**WRITTEN PROBLEM:**
Check every line of the material below for "finite". Give the number of lines that have it, and only that.

* Begin EXCERPTED RECORDS *

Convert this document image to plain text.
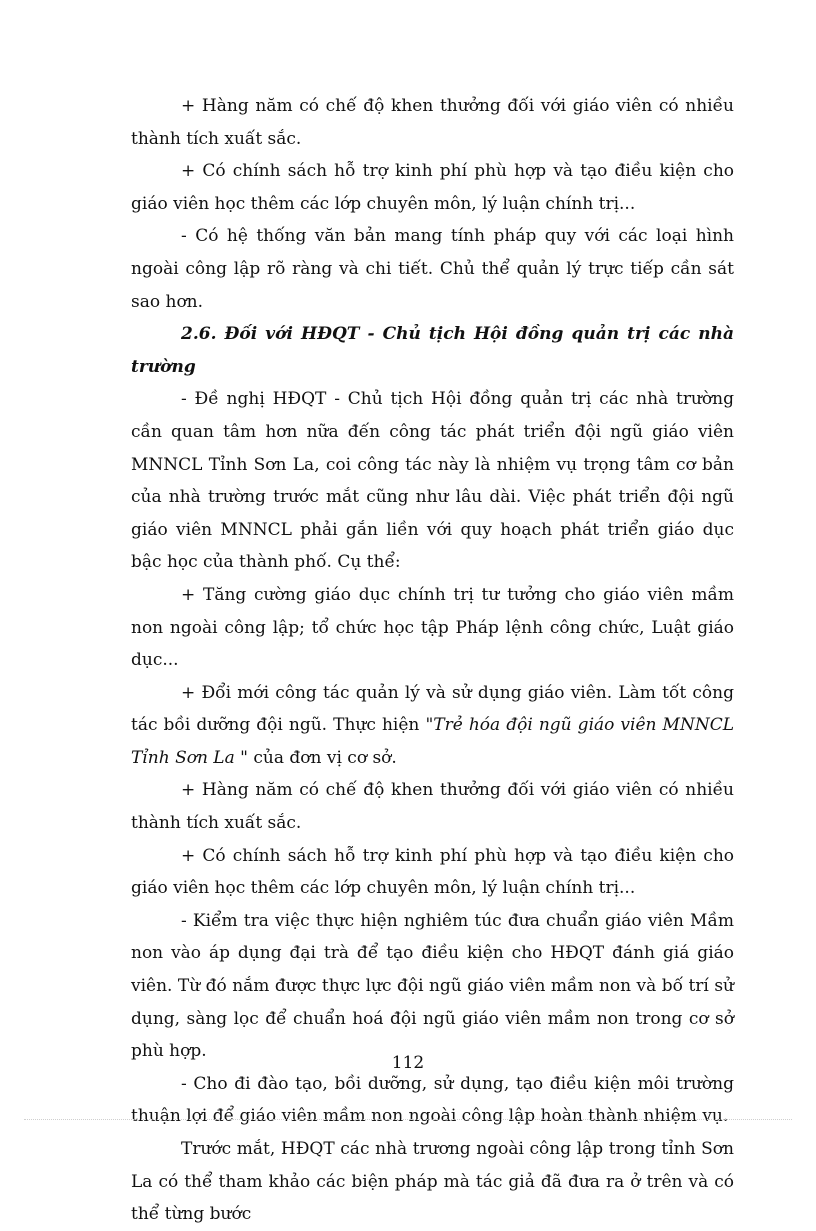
+ Hàng năm có chế độ khen thưởng đối với giáo viên có nhiều thành tích xuất sắc.

+ Có chính sách hỗ trợ kinh phí phù hợp và tạo điều kiện cho giáo viên học thêm các lớp chuyên môn, lý luận chính trị...

- Có hệ thống văn bản mang tính pháp quy với các loại hình ngoài công lập rõ ràng và chi tiết. Chủ thể quản lý trực tiếp cần sát sao hơn.

2.6. Đối với HĐQT - Chủ tịch Hội đồng quản trị các nhà trường

- Đề nghị HĐQT - Chủ tịch Hội đồng quản trị các nhà trường cần quan tâm hơn nữa đến công tác phát triển đội ngũ giáo viên MNNCL Tỉnh Sơn La, coi công tác này là nhiệm vụ trọng tâm cơ bản của nhà trường trước mắt cũng như lâu dài. Việc phát triển đội ngũ giáo viên MNNCL phải gắn liền với quy hoạch phát triển giáo dục bậc học của thành phố. Cụ thể:

+ Tăng cường giáo dục chính trị tư tưởng cho giáo viên mầm non ngoài công lập; tổ chức học tập Pháp lệnh công chức, Luật giáo dục...

+ Đổi mới công tác quản lý và sử dụng giáo viên. Làm tốt công tác bồi dưỡng đội ngũ. Thực hiện "Trẻ hóa đội ngũ giáo viên MNNCL Tỉnh Sơn La " của đơn vị cơ sở.

+ Hàng năm có chế độ khen thưởng đối với giáo viên có nhiều thành tích xuất sắc.

+ Có chính sách hỗ trợ kinh phí phù hợp và tạo điều kiện cho giáo viên học thêm các lớp chuyên môn, lý luận chính trị...

- Kiểm tra việc thực hiện nghiêm túc đưa chuẩn giáo viên Mầm non vào áp dụng đại trà để tạo điều kiện cho HĐQT đánh giá giáo viên. Từ đó nắm được thực lực đội ngũ giáo viên mầm non và bố trí sử dụng, sàng lọc để chuẩn hoá đội ngũ giáo viên mầm non trong cơ sở phù hợp.

- Cho đi đào tạo, bồi dưỡng, sử dụng, tạo điều kiện môi trường thuận lợi để giáo viên mầm non ngoài công lập hoàn thành nhiệm vụ.

Trước mắt, HĐQT các nhà trương ngoài công lập trong tỉnh Sơn La có thể tham khảo các biện pháp mà tác giả đã đưa ra ở trên và có thể từng bước

112
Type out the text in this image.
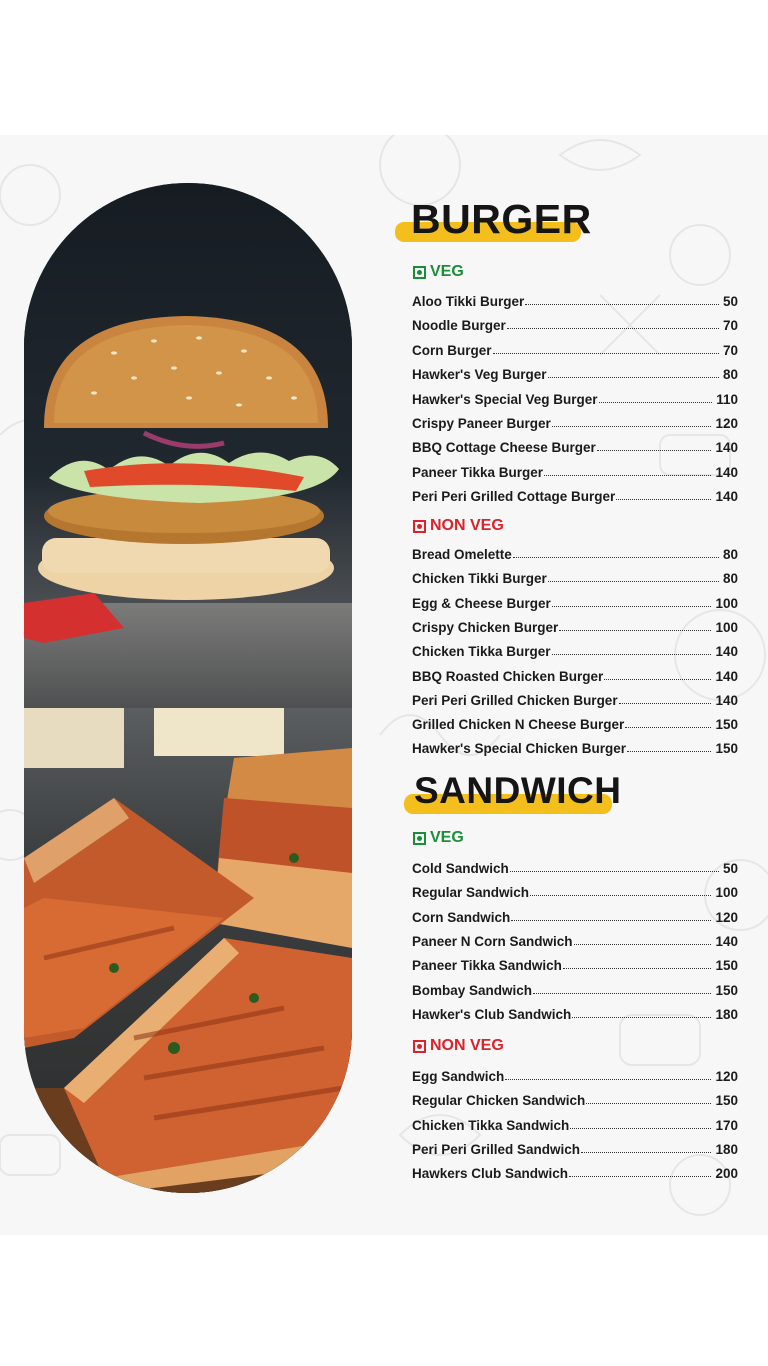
BURGER
VEG
Aloo Tikki Burger	50
Noodle Burger	70
Corn Burger	70
Hawker's Veg Burger	80
Hawker's Special Veg Burger	110
Crispy Paneer Burger	120
BBQ Cottage Cheese Burger	140
Paneer Tikka Burger	140
Peri Peri Grilled Cottage Burger	140
NON VEG
Bread Omelette	80
Chicken Tikki Burger	80
Egg & Cheese Burger	100
Crispy Chicken Burger	100
Chicken Tikka Burger	140
BBQ Roasted Chicken Burger	140
Peri Peri Grilled Chicken Burger	140
Grilled Chicken N Cheese Burger	150
Hawker's Special Chicken Burger	150
SANDWICH
VEG
Cold Sandwich	50
Regular Sandwich	100
Corn Sandwich	120
Paneer N Corn Sandwich	140
Paneer Tikka Sandwich	150
Bombay Sandwich	150
Hawker's Club Sandwich	180
NON VEG
Egg Sandwich	120
Regular Chicken Sandwich	150
Chicken Tikka Sandwich	170
Peri Peri Grilled Sandwich	180
Hawkers Club Sandwich	200
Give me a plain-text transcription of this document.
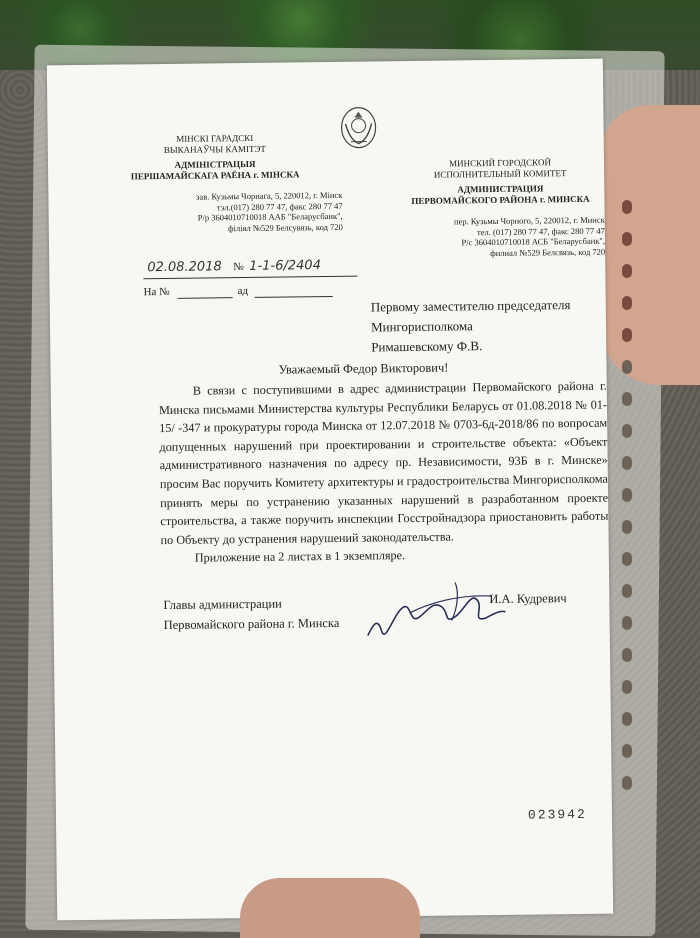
МІНСКІ ГАРАДСКІ
ВЫКАНАЎЧЫ КАМІТЭТ
АДМІНІСТРАЦЫЯ
ПЕРШАМАЙСКАГА РАЁНА г. МІНСКА
зав. Кузьмы Чорнага, 5, 220012, г. Мінск
тэл.(017) 280 77 47, факс 280 77 47
Р/р 3604010710018 ААБ "Беларусбанк",
філіял №529 Белсувязь, код 720
МИНСКИЙ ГОРОДСКОЙ
ИСПОЛНИТЕЛЬНЫЙ КОМИТЕТ
АДМИНИСТРАЦИЯ
ПЕРВОМАЙСКОГО РАЙОНА г. МИНСКА
пер. Кузьмы Чорного, 5, 220012, г. Минск
тел. (017) 280 77 47, факс 280 77 47
Р/с 3604010710018 АСБ "Беларусбанк",
филиал №529 Белсвязь, код 720
02.08.2018 № 1-1-6/2404
На №	ад
Первому заместителю председателя
Мингорисполкома
Римашевскому Ф.В.
Уважаемый Федор Викторович!

В связи с поступившими в адрес администрации Первомайского района г. Минска письмами Министерства культуры Республики Беларусь от 01.08.2018 № 01-15/ -347 и прокуратуры города Минска от 12.07.2018 № 0703-6д-2018/86 по вопросам допущенных нарушений при проектировании и строительстве объекта: «Объект административного назначения по адресу пр. Независимости, 93Б в г. Минске» просим Вас поручить Комитету архитектуры и градостроительства Мингорисполкома принять меры по устранению указанных нарушений в разработанном проекте строительства, а также поручить инспекции Госстройнадзора приостановить работы по Объекту до устранения нарушений законодательства.

Приложение на 2 листах в 1 экземпляре.

Главы администрации
Первомайского района г. Минска
И.А. Кудревич
023942
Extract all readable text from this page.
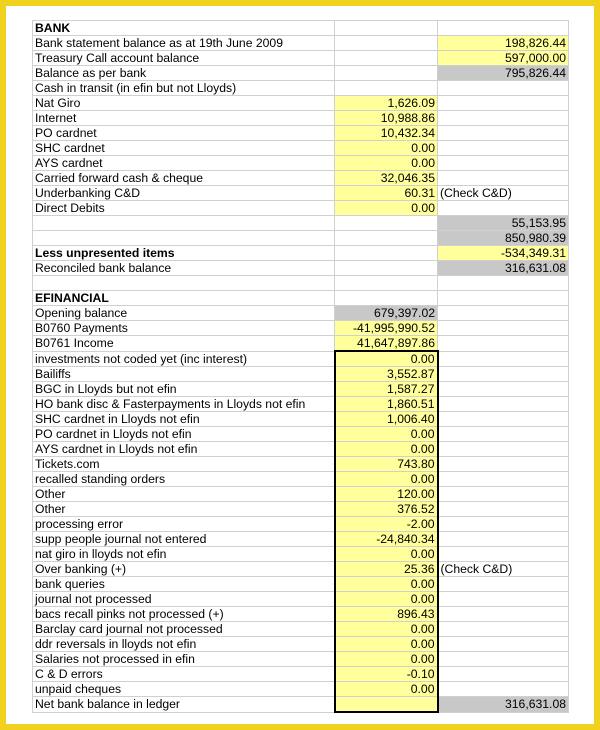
BANK		
Bank statement balance as at 19th June 2009		198,826.44
Treasury Call account balance		597,000.00
Balance as per bank		795,826.44
Cash in transit (in efin but not Lloyds)		
Nat Giro	1,626.09	
Internet	10,988.86	
PO cardnet	10,432.34	
SHC cardnet	0.00	
AYS cardnet	0.00	
Carried forward cash & cheque	32,046.35	
Underbanking C&D	60.31	(Check C&D)
Direct Debits	0.00	
		55,153.95
		850,980.39
Less unpresented items		-534,349.31
Reconciled bank balance		316,631.08

EFINANCIAL		
Opening balance	679,397.02	
B0760 Payments	-41,995,990.52	
B0761 Income	41,647,897.86	
investments not coded yet (inc interest)	0.00	
Bailiffs	3,552.87	
BGC in Lloyds but not efin	1,587.27	
HO bank disc & Fasterpayments in Lloyds not efin	1,860.51	
SHC cardnet in Lloyds not efin	1,006.40	
PO cardnet in Lloyds not efin	0.00	
AYS cardnet in Lloyds not efin	0.00	
Tickets.com	743.80	
recalled standing orders	0.00	
Other	120.00	
Other	376.52	
processing error	-2.00	
supp people journal not entered	-24,840.34	
nat giro in lloyds not efin	0.00	
Over banking (+)	25.36	(Check C&D)
bank queries	0.00	
journal not processed	0.00	
bacs recall pinks not processed (+)	896.43	
Barclay card journal not processed	0.00	
ddr reversals in lloyds not efin	0.00	
Salaries not processed in efin	0.00	
C & D errors	-0.10	
unpaid cheques	0.00	
Net bank balance in ledger		316,631.08
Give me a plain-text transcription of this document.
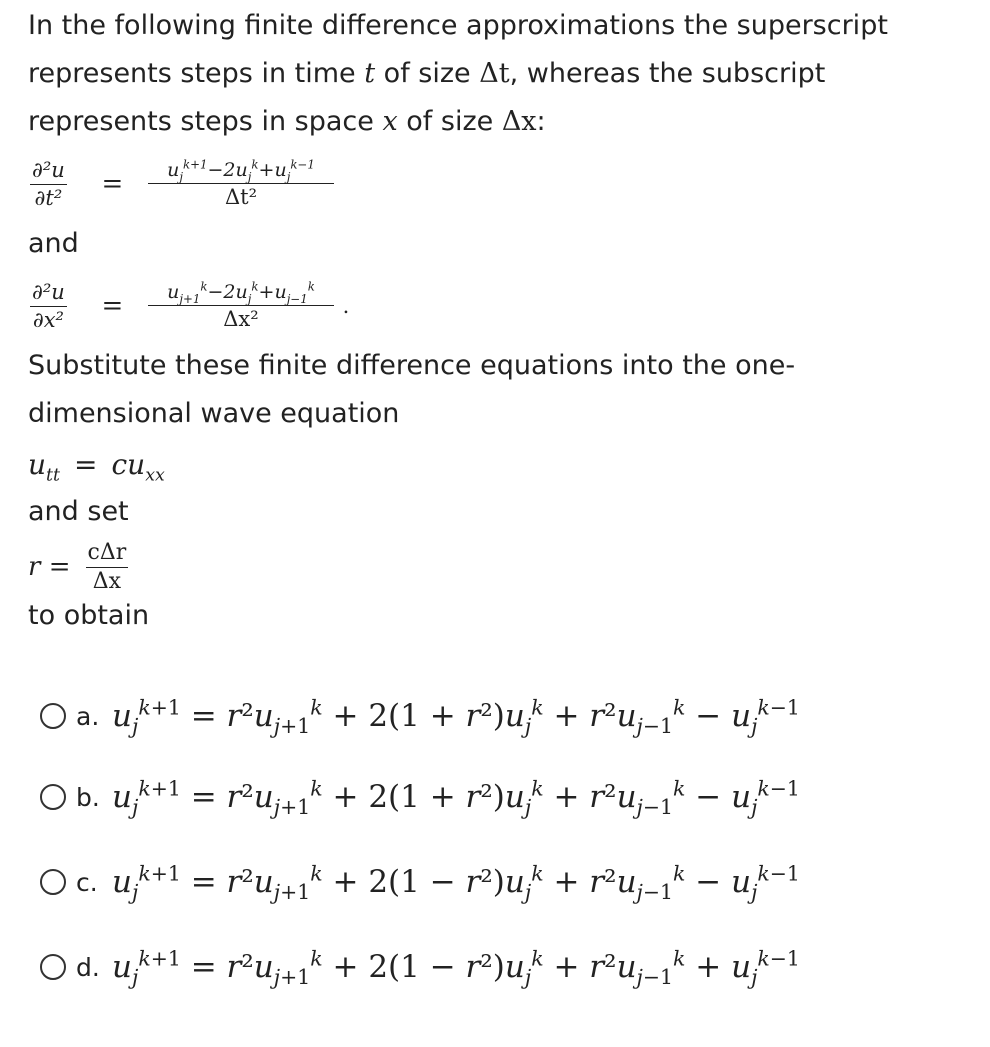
In the following finite difference approximations the superscript
represents steps in time t of size Δt, whereas the subscript
represents steps in space x of size Δx:
$\frac{\text{∂²u}}{\text{∂t²}} = \frac{u_j^{k+1}-2u_j^k+u_j^{k-1}}{\text{Δt²}}$
and
$\frac{\text{∂²u}}{\text{∂x²}} = \frac{u_{j+1}^k-2u_j^k+u_{j-1}^k}{\text{Δx²}}$ .
Substitute these finite difference equations into the one-
dimensional wave equation
$u_{tt} = cu_{xx}$
and set
$r = \frac{\text{cΔr}}{\Delta x}$
to obtain
a. $u_j^{k+1} = r^2u_{j+1}^k + 2(1 + r^2)u_j^k + r^2u_{j-1}^k - u_j^{k-1}$
b. $u_j^{k+1} = r^2u_{j+1}^k + 2(1 + r^2)u_j^k + r^2u_{j-1}^k - u_j^{k-1}$
c. $u_j^{k+1} = r^2u_{j+1}^k + 2(1 - r^2)u_j^k + r^2u_{j-1}^k - u_j^{k-1}$
d. $u_j^{k+1} = r^2u_{j+1}^k + 2(1 - r^2)u_j^k + r^2u_{j-1}^k + u_j^{k-1}$
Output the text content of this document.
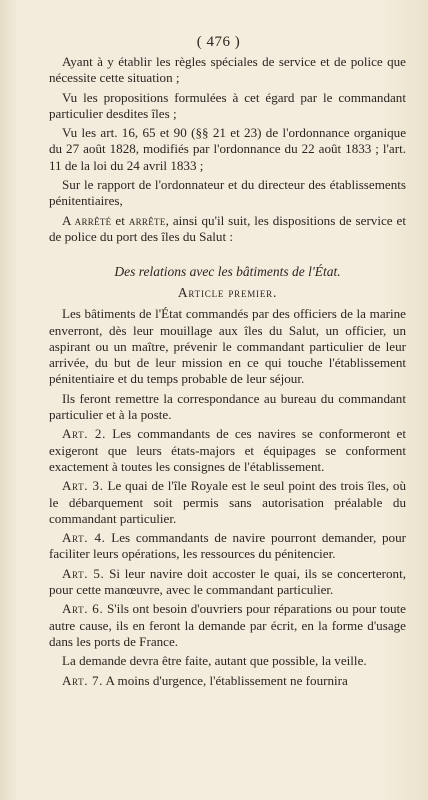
( 476 )

Ayant à y établir les règles spéciales de service et de police que nécessite cette situation ;

Vu les propositions formulées à cet égard par le commandant particulier desdites îles ;

Vu les art. 16, 65 et 90 (§§ 21 et 23) de l'ordonnance organique du 27 août 1828, modifiés par l'ordonnance du 22 août 1833 ; l'art. 11 de la loi du 24 avril 1833 ;

Sur le rapport de l'ordonnateur et du directeur des établissements pénitentiaires,

A arrêté et arrête, ainsi qu'il suit, les dispositions de service et de police du port des îles du Salut :

Des relations avec les bâtiments de l'État.
Article premier.

Les bâtiments de l'État commandés par des officiers de la marine enverront, dès leur mouillage aux îles du Salut, un officier, un aspirant ou un maître, prévenir le commandant particulier de leur arrivée, du but de leur mission en ce qui touche l'établissement pénitentiaire et du temps probable de leur séjour.

Ils feront remettre la correspondance au bureau du commandant particulier et à la poste.

Art. 2. Les commandants de ces navires se conformeront et exigeront que leurs états-majors et équipages se conforment exactement à toutes les consignes de l'établissement.

Art. 3. Le quai de l'île Royale est le seul point des trois îles, où le débarquement soit permis sans autorisation préalable du commandant particulier.

Art. 4. Les commandants de navire pourront demander, pour faciliter leurs opérations, les ressources du pénitencier.

Art. 5. Si leur navire doit accoster le quai, ils se concerteront, pour cette manœuvre, avec le commandant particulier.

Art. 6. S'ils ont besoin d'ouvriers pour réparations ou pour toute autre cause, ils en feront la demande par écrit, en la forme d'usage dans les ports de France.

La demande devra être faite, autant que possible, la veille.

Art. 7. A moins d'urgence, l'établissement ne fournira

* End EXCERPTED RECORDS *

**RESPONSE:**
2